(Excerpts from a transcription dataset)

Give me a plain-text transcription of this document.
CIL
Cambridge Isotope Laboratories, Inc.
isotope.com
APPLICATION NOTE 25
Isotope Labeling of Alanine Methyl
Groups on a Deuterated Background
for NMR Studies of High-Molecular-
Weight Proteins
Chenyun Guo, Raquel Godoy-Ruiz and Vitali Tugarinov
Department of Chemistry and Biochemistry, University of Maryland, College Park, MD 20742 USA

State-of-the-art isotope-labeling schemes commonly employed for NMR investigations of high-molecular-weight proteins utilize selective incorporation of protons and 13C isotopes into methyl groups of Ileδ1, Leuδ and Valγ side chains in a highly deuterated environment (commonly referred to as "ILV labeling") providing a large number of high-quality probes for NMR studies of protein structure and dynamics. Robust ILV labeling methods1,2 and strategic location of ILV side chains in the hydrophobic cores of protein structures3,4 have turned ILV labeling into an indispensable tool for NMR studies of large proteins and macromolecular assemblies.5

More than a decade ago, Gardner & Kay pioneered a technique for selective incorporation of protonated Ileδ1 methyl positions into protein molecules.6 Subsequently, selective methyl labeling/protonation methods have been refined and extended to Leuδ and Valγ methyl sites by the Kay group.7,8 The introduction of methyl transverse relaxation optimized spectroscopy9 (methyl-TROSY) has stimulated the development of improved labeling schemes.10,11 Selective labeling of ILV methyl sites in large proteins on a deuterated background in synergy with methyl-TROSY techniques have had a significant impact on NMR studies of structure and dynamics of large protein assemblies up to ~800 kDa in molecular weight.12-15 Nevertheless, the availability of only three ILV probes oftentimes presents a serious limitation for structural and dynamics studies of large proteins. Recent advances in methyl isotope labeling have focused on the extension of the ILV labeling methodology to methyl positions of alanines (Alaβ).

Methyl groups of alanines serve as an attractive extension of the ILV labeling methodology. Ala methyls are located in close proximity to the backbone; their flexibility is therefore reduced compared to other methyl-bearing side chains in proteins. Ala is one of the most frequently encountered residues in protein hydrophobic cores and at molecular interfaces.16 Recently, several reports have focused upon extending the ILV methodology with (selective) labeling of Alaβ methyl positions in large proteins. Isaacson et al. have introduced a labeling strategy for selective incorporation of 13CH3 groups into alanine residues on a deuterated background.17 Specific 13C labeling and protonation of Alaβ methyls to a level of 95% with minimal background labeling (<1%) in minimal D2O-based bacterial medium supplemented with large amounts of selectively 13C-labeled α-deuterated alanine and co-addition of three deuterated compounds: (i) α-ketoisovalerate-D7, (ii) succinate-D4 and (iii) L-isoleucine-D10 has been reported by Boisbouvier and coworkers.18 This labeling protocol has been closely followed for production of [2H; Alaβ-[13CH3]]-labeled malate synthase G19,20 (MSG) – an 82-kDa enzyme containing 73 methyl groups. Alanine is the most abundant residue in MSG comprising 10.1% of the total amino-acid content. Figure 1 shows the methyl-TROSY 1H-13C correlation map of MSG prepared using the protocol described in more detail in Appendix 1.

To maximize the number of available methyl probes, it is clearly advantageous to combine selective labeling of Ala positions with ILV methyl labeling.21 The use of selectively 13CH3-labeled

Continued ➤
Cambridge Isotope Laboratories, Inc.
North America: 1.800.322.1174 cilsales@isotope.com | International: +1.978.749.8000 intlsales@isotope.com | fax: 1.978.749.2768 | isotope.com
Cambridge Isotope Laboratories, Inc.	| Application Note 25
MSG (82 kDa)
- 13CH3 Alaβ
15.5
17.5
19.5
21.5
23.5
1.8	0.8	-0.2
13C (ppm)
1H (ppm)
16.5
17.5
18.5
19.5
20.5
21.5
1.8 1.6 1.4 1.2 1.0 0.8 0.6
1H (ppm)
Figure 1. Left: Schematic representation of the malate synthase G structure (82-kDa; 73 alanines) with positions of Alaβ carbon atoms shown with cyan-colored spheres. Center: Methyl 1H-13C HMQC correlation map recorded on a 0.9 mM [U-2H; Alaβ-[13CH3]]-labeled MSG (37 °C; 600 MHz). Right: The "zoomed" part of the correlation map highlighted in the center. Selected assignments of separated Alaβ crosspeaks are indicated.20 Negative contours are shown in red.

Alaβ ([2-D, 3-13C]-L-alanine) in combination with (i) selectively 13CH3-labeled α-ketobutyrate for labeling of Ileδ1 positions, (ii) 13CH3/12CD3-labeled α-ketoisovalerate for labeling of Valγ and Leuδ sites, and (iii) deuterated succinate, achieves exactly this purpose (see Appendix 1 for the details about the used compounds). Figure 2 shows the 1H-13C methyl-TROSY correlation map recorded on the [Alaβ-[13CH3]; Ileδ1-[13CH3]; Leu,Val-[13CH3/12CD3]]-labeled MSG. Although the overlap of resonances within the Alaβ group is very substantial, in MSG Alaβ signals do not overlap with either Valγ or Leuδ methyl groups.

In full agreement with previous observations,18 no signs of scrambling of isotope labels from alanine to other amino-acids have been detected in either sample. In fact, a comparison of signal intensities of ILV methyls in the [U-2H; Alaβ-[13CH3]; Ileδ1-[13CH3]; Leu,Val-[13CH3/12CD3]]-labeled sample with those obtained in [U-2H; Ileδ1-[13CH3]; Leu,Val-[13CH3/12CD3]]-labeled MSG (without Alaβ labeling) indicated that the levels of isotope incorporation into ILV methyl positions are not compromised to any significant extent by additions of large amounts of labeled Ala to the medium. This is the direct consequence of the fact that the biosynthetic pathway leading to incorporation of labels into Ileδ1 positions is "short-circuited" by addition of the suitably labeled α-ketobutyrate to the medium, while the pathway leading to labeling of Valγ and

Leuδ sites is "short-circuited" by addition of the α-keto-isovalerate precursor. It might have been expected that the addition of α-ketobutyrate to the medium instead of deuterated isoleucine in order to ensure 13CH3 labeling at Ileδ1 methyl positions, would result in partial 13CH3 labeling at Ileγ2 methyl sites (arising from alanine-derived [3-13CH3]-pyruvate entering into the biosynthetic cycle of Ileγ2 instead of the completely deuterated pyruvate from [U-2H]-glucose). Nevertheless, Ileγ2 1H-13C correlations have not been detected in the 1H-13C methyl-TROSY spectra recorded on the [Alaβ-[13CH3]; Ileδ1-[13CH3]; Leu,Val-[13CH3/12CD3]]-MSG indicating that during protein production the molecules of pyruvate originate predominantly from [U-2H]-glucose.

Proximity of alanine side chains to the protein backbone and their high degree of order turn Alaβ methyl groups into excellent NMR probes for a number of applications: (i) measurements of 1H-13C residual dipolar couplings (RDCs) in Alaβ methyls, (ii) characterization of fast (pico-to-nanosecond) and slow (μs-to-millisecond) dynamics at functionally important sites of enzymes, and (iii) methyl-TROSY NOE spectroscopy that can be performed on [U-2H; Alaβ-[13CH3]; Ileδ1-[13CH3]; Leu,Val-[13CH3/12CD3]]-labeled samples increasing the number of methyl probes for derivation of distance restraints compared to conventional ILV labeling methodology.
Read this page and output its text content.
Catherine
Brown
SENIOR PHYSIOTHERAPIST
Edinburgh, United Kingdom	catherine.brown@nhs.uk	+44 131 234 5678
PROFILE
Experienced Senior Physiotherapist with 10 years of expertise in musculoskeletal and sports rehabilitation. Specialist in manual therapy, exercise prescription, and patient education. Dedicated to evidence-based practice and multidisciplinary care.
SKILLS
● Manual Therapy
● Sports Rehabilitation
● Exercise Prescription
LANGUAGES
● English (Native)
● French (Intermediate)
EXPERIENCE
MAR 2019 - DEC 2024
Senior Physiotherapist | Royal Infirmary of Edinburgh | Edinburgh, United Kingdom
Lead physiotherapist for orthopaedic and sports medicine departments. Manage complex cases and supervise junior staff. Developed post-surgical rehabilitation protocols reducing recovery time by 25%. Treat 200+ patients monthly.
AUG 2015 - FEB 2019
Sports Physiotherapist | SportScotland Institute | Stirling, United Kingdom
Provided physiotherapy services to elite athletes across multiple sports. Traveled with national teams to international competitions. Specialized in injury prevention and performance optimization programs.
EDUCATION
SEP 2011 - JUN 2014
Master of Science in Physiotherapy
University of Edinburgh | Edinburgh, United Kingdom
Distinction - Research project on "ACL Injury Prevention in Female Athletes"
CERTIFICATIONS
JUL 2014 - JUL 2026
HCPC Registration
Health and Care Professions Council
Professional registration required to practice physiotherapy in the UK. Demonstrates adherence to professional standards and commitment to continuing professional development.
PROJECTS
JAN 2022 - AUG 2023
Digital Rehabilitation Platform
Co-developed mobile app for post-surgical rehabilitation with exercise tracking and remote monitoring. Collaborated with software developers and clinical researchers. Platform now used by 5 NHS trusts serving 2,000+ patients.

Work required: Only a number is expected here: the count of lines in the records above that include the word "University".

Task answer: 2